----- EXTRACTED DATA

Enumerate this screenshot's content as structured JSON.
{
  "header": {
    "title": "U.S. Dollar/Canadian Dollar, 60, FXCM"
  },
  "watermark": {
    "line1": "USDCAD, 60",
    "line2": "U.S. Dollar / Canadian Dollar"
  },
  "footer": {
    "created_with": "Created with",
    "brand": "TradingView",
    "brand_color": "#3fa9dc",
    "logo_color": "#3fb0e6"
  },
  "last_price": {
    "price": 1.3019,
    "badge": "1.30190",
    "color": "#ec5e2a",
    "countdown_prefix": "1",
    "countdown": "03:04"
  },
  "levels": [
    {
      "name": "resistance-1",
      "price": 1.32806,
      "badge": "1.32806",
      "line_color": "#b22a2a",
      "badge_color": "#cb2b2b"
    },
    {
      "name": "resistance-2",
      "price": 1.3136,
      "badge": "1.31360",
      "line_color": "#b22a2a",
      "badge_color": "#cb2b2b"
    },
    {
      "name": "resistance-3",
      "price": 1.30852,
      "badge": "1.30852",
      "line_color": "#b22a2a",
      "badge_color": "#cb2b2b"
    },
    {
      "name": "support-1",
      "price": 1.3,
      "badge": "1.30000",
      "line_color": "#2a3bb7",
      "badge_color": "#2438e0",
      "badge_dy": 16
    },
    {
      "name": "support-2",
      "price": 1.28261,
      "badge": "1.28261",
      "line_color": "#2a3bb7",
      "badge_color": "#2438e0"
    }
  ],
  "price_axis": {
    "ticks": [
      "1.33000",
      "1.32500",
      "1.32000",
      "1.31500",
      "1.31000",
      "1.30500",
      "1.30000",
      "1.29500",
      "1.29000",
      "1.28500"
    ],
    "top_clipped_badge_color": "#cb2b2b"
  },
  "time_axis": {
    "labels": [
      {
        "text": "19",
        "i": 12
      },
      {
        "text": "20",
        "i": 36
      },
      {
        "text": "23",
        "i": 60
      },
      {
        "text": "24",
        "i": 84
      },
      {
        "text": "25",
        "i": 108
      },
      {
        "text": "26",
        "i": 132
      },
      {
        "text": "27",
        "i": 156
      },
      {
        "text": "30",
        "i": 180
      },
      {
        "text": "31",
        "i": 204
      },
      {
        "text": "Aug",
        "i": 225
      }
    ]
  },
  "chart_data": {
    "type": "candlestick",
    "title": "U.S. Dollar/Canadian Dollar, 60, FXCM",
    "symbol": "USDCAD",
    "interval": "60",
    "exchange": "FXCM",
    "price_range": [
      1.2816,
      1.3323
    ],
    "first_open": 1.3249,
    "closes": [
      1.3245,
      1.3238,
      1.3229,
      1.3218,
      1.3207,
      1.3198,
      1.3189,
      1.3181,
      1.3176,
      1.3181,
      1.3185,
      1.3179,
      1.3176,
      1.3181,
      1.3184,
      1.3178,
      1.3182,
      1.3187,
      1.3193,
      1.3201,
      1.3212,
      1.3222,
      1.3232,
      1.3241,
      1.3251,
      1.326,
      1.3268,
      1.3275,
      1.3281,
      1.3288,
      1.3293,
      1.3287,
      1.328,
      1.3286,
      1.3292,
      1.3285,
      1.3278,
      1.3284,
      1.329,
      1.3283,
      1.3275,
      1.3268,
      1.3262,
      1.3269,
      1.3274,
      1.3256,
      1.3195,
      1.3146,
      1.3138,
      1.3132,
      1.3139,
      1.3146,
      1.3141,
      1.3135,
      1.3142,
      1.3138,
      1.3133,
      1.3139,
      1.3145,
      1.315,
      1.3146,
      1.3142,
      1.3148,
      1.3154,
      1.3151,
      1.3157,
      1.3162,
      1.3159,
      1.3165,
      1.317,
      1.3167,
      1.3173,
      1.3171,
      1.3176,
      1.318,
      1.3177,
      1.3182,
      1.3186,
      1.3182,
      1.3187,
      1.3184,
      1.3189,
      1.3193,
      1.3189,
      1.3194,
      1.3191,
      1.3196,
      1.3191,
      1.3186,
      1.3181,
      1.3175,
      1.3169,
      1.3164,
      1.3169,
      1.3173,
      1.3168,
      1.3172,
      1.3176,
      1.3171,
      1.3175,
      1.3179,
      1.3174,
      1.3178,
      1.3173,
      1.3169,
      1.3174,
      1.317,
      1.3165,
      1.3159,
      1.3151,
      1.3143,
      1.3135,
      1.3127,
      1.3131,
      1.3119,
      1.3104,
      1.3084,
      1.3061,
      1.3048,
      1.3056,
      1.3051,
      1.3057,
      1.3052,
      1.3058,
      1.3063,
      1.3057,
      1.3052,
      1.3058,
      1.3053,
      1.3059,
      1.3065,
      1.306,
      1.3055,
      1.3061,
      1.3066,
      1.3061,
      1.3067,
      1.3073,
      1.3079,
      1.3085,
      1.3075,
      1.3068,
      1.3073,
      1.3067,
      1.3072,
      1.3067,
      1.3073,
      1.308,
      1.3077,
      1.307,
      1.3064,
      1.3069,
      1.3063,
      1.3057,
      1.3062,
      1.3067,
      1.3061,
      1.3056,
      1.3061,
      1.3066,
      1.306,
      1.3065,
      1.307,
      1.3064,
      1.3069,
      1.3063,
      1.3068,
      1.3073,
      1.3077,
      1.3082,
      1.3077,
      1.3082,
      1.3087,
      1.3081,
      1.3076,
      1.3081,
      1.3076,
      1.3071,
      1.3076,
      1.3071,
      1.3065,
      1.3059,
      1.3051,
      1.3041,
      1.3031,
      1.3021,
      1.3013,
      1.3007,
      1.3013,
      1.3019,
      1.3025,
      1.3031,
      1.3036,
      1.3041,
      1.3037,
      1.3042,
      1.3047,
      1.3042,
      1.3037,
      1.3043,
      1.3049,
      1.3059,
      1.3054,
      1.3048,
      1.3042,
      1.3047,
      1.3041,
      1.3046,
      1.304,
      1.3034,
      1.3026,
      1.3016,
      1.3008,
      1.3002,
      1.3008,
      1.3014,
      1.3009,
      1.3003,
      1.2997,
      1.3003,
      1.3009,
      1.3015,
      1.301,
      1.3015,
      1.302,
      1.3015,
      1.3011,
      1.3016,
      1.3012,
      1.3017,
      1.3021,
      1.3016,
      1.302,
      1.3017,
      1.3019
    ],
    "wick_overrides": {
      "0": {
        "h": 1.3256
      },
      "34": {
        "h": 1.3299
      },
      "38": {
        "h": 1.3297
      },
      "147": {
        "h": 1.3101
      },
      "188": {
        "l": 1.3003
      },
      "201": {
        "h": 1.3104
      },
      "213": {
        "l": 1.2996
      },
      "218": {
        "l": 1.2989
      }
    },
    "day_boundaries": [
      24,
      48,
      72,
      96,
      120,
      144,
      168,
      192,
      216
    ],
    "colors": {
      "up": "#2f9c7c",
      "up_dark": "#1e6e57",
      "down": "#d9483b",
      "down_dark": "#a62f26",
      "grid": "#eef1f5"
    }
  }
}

----------

TASK DESCRIPTION:
Search the lines above for the string "name" and copy each line that has it.

REPLY TO THE EXERCISE:
      "name": "resistance-1",
      "name": "resistance-2",
      "name": "resistance-3",
      "name": "support-1",
      "name": "support-2",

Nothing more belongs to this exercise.